== Task statement ==
Copy out every line in which the string "JSON" occurs.

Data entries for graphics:
━━━━━━━━━━━━━━━━━━━━━━━━━━━━━━

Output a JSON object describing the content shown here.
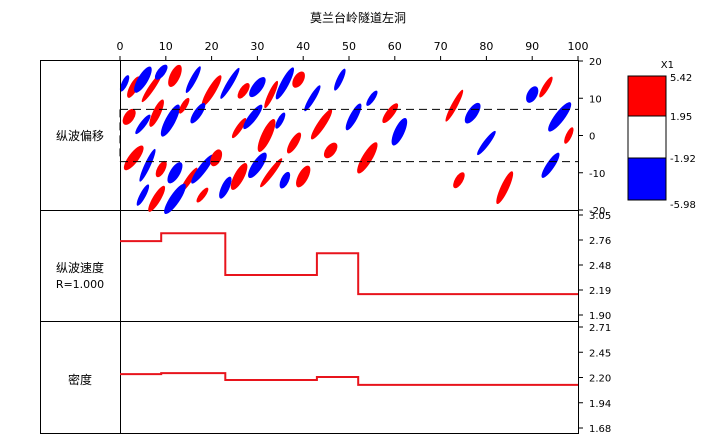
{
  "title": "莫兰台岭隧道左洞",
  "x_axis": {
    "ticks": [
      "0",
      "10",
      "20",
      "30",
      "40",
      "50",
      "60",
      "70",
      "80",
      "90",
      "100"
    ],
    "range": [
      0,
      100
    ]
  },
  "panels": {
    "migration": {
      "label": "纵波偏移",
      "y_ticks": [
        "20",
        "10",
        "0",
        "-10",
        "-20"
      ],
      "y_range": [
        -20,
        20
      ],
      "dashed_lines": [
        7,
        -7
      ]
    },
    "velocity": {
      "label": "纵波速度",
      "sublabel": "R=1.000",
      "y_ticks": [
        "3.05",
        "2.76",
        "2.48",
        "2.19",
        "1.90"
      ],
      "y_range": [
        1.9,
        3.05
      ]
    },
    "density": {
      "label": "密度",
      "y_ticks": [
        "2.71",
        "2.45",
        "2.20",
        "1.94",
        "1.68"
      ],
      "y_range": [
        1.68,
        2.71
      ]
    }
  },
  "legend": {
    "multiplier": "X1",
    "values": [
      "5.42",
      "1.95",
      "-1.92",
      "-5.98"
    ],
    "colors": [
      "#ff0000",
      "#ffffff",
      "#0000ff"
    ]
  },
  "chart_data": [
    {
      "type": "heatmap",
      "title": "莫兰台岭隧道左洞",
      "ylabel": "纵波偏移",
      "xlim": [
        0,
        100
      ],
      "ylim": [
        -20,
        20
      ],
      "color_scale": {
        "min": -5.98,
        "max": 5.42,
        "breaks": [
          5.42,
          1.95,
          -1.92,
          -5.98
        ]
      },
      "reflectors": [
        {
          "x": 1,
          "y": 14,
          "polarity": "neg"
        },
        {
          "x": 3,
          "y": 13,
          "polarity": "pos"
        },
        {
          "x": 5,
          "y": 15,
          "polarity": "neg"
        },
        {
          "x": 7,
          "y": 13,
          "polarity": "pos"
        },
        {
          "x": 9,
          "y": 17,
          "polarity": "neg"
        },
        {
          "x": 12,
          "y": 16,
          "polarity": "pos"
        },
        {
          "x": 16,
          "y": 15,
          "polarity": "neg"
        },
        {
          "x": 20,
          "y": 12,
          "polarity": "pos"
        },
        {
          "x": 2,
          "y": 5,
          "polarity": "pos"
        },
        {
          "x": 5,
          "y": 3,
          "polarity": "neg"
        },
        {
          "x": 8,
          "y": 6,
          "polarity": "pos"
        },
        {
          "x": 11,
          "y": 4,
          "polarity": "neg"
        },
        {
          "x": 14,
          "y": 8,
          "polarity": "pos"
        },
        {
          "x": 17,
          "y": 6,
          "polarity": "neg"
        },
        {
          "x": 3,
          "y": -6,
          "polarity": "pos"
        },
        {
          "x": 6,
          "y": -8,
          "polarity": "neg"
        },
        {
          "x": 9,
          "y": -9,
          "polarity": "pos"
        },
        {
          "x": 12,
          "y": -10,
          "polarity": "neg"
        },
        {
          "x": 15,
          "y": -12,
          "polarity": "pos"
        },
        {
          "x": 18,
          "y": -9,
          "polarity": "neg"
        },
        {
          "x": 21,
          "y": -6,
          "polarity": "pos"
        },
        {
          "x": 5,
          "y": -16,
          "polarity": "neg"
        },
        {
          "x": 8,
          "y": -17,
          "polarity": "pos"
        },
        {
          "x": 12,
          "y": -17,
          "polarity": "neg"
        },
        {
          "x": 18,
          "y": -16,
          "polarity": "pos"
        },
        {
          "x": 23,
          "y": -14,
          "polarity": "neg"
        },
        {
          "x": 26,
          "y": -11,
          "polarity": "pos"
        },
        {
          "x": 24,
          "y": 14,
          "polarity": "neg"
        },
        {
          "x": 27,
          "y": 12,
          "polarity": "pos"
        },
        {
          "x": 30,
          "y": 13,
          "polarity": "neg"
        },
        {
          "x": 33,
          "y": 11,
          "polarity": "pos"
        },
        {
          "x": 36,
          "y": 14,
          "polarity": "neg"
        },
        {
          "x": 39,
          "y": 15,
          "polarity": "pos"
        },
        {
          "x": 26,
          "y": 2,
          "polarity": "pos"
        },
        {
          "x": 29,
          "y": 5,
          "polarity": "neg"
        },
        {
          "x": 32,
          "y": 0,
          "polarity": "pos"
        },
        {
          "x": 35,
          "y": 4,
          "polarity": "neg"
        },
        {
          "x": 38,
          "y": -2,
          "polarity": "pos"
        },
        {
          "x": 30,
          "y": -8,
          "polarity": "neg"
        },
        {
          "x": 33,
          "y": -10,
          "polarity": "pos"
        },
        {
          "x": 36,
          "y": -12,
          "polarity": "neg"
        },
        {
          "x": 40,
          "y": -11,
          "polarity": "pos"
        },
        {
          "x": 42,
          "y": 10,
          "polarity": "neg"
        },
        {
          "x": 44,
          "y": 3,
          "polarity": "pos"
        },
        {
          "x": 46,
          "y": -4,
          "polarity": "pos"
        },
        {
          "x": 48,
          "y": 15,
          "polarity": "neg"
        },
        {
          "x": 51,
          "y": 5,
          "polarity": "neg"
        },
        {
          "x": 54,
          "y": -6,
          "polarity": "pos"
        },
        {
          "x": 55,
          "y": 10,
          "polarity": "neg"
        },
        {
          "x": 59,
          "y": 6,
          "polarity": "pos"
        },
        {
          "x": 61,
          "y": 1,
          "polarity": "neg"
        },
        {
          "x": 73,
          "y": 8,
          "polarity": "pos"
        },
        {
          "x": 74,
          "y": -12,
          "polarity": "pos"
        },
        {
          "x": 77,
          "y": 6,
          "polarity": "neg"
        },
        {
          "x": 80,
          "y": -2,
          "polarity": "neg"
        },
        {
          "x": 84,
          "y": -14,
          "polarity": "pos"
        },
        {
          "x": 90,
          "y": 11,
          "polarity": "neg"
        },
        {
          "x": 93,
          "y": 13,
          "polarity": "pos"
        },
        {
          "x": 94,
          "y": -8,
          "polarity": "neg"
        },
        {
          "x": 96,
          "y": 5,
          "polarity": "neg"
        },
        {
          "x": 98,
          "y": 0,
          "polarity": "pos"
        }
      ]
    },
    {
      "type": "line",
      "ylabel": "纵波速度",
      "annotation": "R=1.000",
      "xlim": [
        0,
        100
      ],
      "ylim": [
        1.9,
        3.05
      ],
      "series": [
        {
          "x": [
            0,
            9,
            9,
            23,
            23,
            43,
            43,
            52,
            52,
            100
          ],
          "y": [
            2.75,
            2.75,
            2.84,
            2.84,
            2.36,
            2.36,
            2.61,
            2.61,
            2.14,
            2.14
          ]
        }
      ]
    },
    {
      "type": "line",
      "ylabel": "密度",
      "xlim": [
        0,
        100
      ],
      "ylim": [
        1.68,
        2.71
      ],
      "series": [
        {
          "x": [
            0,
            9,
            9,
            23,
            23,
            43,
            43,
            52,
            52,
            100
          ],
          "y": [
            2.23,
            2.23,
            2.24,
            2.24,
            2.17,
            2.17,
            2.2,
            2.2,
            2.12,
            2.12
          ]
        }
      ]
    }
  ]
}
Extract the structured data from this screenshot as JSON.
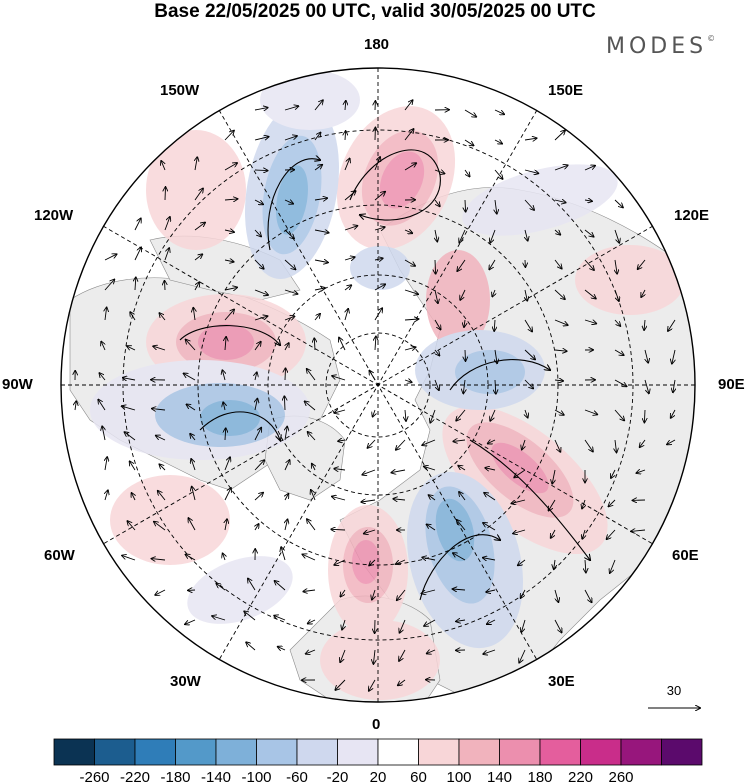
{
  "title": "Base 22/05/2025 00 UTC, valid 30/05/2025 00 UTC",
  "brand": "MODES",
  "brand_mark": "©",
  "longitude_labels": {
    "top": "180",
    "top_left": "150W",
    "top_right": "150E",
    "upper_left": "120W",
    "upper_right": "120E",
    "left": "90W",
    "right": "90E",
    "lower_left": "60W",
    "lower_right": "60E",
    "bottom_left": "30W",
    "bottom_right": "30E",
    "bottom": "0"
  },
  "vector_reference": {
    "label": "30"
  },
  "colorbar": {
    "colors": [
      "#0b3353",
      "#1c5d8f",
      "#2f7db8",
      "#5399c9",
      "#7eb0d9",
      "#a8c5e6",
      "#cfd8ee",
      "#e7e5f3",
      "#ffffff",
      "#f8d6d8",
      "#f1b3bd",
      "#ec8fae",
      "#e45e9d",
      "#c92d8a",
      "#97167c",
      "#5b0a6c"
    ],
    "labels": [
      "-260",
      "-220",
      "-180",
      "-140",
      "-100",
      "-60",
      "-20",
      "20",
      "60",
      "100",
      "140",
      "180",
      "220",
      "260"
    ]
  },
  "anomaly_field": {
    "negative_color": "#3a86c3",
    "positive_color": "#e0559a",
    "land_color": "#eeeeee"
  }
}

━━━━━━━━━━━━━━━━━━━━━━━━━━━━━━

== Reply to the exercise ==
Output a JSON object describing the content shown here.
Extract the structured data from this screenshot as JSON.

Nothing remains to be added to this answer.